## [RECORD EXCERPTS]
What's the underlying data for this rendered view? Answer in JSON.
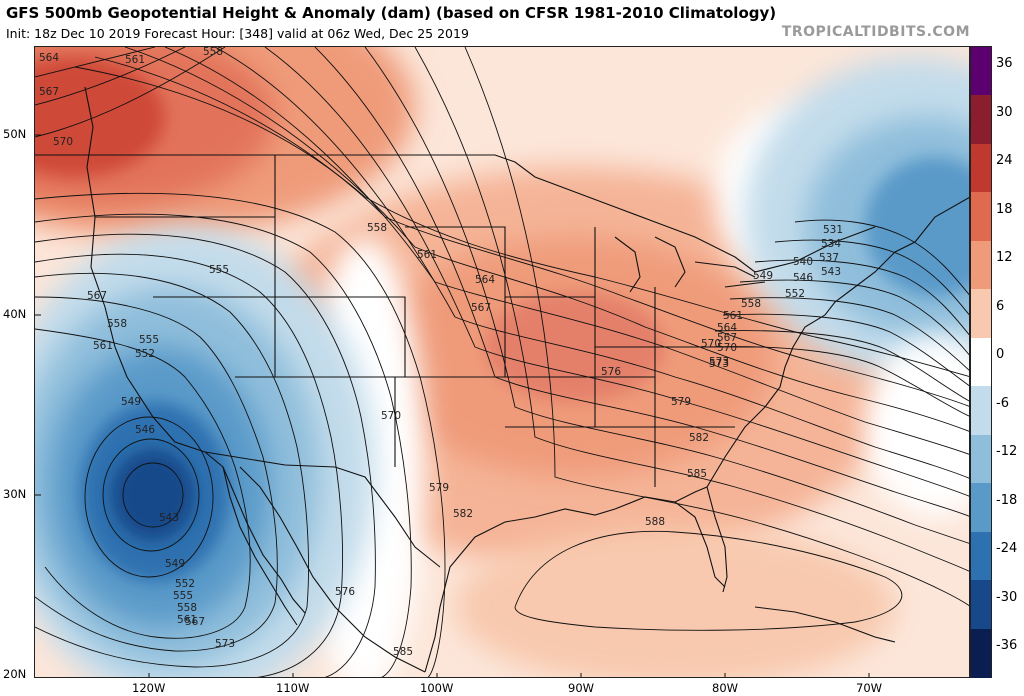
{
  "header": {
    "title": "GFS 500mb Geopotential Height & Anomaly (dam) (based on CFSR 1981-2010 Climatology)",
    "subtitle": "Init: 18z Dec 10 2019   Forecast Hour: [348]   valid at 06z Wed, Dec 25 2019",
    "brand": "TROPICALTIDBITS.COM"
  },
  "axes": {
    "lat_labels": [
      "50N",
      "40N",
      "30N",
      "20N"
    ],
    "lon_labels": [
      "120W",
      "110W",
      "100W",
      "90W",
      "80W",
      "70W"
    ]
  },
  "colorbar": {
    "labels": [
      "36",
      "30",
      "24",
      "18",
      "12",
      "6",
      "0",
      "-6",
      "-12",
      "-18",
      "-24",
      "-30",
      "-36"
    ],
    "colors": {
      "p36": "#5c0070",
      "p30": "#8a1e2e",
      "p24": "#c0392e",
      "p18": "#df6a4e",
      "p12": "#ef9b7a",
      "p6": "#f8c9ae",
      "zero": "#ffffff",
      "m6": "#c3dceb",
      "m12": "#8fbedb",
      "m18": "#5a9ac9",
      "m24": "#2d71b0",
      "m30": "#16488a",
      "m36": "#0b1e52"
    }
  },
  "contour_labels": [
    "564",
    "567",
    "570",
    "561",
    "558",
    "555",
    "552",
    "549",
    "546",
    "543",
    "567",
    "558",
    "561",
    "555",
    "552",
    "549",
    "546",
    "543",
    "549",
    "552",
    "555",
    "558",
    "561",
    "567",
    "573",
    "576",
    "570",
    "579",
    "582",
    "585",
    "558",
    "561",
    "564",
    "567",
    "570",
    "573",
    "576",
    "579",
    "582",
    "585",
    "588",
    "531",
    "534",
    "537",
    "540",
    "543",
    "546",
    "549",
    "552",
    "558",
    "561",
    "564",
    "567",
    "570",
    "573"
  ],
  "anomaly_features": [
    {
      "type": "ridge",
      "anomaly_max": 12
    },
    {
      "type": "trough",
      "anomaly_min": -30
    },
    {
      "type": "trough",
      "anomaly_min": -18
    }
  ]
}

## [AIM OF THE TASK]
Return each line from the material above exactly, but not the pictures.

## [FINAL RESULT]
What's the underlying data for this rendered view? Answer in JSON.
{
  "header": {
    "title": "GFS 500mb Geopotential Height & Anomaly (dam) (based on CFSR 1981-2010 Climatology)",
    "subtitle": "Init: 18z Dec 10 2019   Forecast Hour: [348]   valid at 06z Wed, Dec 25 2019",
    "brand": "TROPICALTIDBITS.COM"
  },
  "axes": {
    "lat_labels": [
      "50N",
      "40N",
      "30N",
      "20N"
    ],
    "lon_labels": [
      "120W",
      "110W",
      "100W",
      "90W",
      "80W",
      "70W"
    ]
  },
  "colorbar": {
    "labels": [
      "36",
      "30",
      "24",
      "18",
      "12",
      "6",
      "0",
      "-6",
      "-12",
      "-18",
      "-24",
      "-30",
      "-36"
    ],
    "colors": {
      "p36": "#5c0070",
      "p30": "#8a1e2e",
      "p24": "#c0392e",
      "p18": "#df6a4e",
      "p12": "#ef9b7a",
      "p6": "#f8c9ae",
      "zero": "#ffffff",
      "m6": "#c3dceb",
      "m12": "#8fbedb",
      "m18": "#5a9ac9",
      "m24": "#2d71b0",
      "m30": "#16488a",
      "m36": "#0b1e52"
    }
  },
  "contour_labels": [
    "564",
    "567",
    "570",
    "561",
    "558",
    "555",
    "552",
    "549",
    "546",
    "543",
    "567",
    "558",
    "561",
    "555",
    "552",
    "549",
    "546",
    "543",
    "549",
    "552",
    "555",
    "558",
    "561",
    "567",
    "573",
    "576",
    "570",
    "579",
    "582",
    "585",
    "558",
    "561",
    "564",
    "567",
    "570",
    "573",
    "576",
    "579",
    "582",
    "585",
    "588",
    "531",
    "534",
    "537",
    "540",
    "543",
    "546",
    "549",
    "552",
    "558",
    "561",
    "564",
    "567",
    "570",
    "573"
  ],
  "anomaly_features": [
    {
      "type": "ridge",
      "anomaly_max": 12
    },
    {
      "type": "trough",
      "anomaly_min": -30
    },
    {
      "type": "trough",
      "anomaly_min": -18
    }
  ]
}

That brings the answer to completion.